Some records
--------
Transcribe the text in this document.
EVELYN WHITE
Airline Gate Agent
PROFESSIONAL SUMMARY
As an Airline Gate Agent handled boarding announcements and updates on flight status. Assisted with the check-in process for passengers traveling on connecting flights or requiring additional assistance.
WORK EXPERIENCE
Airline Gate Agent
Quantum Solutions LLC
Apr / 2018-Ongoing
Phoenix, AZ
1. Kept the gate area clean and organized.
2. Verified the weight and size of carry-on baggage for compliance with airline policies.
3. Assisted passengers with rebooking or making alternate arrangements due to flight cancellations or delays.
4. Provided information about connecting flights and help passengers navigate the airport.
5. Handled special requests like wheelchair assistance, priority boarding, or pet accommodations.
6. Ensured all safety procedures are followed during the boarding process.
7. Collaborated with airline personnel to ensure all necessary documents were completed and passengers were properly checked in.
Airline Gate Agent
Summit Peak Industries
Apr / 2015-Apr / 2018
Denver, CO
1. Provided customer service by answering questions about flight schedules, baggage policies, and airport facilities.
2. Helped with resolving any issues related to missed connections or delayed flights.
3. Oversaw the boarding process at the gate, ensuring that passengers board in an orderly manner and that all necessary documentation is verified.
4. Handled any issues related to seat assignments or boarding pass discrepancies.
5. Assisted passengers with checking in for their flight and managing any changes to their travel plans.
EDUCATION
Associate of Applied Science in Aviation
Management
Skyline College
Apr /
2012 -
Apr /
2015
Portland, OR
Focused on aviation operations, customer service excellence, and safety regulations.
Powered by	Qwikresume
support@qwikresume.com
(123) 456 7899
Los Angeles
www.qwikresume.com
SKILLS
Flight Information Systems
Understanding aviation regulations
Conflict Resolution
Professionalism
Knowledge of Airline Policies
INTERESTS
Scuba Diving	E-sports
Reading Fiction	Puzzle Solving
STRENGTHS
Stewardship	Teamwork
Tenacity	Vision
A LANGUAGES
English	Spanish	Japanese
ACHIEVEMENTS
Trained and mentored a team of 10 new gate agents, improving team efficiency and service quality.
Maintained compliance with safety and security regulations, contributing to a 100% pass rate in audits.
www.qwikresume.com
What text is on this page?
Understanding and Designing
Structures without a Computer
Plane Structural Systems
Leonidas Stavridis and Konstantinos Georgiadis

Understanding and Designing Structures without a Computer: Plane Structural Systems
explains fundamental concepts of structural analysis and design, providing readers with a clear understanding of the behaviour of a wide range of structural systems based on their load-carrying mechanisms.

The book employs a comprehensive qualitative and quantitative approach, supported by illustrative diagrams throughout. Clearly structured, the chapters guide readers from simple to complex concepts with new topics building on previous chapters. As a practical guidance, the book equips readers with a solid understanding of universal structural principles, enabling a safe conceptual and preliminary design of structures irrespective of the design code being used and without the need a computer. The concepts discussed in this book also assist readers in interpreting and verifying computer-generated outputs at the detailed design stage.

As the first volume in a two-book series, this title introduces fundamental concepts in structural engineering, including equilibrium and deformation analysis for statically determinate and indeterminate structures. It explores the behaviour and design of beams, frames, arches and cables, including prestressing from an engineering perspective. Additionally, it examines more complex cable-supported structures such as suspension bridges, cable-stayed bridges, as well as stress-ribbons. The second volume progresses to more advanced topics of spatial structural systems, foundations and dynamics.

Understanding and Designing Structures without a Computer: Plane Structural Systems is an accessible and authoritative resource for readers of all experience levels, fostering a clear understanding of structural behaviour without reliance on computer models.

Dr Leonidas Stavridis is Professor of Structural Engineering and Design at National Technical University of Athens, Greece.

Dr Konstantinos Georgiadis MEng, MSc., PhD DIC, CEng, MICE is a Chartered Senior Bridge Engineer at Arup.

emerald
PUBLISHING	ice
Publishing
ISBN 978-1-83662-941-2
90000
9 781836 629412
--------
**Exercise**
Reproduce each entry exactly, leaving out nothing.

**Result of this task**
Transcribe the text in this document.
EVELYN WHITE
Airline Gate Agent
PROFESSIONAL SUMMARY
As an Airline Gate Agent handled boarding announcements and updates on flight status. Assisted with the check-in process for passengers traveling on connecting flights or requiring additional assistance.
WORK EXPERIENCE
Airline Gate Agent
Quantum Solutions LLC
Apr / 2018-Ongoing
Phoenix, AZ
1. Kept the gate area clean and organized.
2. Verified the weight and size of carry-on baggage for compliance with airline policies.
3. Assisted passengers with rebooking or making alternate arrangements due to flight cancellations or delays.
4. Provided information about connecting flights and help passengers navigate the airport.
5. Handled special requests like wheelchair assistance, priority boarding, or pet accommodations.
6. Ensured all safety procedures are followed during the boarding process.
7. Collaborated with airline personnel to ensure all necessary documents were completed and passengers were properly checked in.
Airline Gate Agent
Summit Peak Industries
Apr / 2015-Apr / 2018
Denver, CO
1. Provided customer service by answering questions about flight schedules, baggage policies, and airport facilities.
2. Helped with resolving any issues related to missed connections or delayed flights.
3. Oversaw the boarding process at the gate, ensuring that passengers board in an orderly manner and that all necessary documentation is verified.
4. Handled any issues related to seat assignments or boarding pass discrepancies.
5. Assisted passengers with checking in for their flight and managing any changes to their travel plans.
EDUCATION
Associate of Applied Science in Aviation
Management
Skyline College
Apr /
2012 -
Apr /
2015
Portland, OR
Focused on aviation operations, customer service excellence, and safety regulations.
Powered by	Qwikresume
support@qwikresume.com
(123) 456 7899
Los Angeles
www.qwikresume.com
SKILLS
Flight Information Systems
Understanding aviation regulations
Conflict Resolution
Professionalism
Knowledge of Airline Policies
INTERESTS
Scuba Diving	E-sports
Reading Fiction	Puzzle Solving
STRENGTHS
Stewardship	Teamwork
Tenacity	Vision
A LANGUAGES
English	Spanish	Japanese
ACHIEVEMENTS
Trained and mentored a team of 10 new gate agents, improving team efficiency and service quality.
Maintained compliance with safety and security regulations, contributing to a 100% pass rate in audits.
www.qwikresume.com
What text is on this page?
Understanding and Designing
Structures without a Computer
Plane Structural Systems
Leonidas Stavridis and Konstantinos Georgiadis

Understanding and Designing Structures without a Computer: Plane Structural Systems
explains fundamental concepts of structural analysis and design, providing readers with a clear understanding of the behaviour of a wide range of structural systems based on their load-carrying mechanisms.

The book employs a comprehensive qualitative and quantitative approach, supported by illustrative diagrams throughout. Clearly structured, the chapters guide readers from simple to complex concepts with new topics building on previous chapters. As a practical guidance, the book equips readers with a solid understanding of universal structural principles, enabling a safe conceptual and preliminary design of structures irrespective of the design code being used and without the need a computer. The concepts discussed in this book also assist readers in interpreting and verifying computer-generated outputs at the detailed design stage.

As the first volume in a two-book series, this title introduces fundamental concepts in structural engineering, including equilibrium and deformation analysis for statically determinate and indeterminate structures. It explores the behaviour and design of beams, frames, arches and cables, including prestressing from an engineering perspective. Additionally, it examines more complex cable-supported structures such as suspension bridges, cable-stayed bridges, as well as stress-ribbons. The second volume progresses to more advanced topics of spatial structural systems, foundations and dynamics.

Understanding and Designing Structures without a Computer: Plane Structural Systems is an accessible and authoritative resource for readers of all experience levels, fostering a clear understanding of structural behaviour without reliance on computer models.

Dr Leonidas Stavridis is Professor of Structural Engineering and Design at National Technical University of Athens, Greece.

Dr Konstantinos Georgiadis MEng, MSc., PhD DIC, CEng, MICE is a Chartered Senior Bridge Engineer at Arup.

emerald
PUBLISHING	ice
Publishing
ISBN 978-1-83662-941-2
90000
9 781836 629412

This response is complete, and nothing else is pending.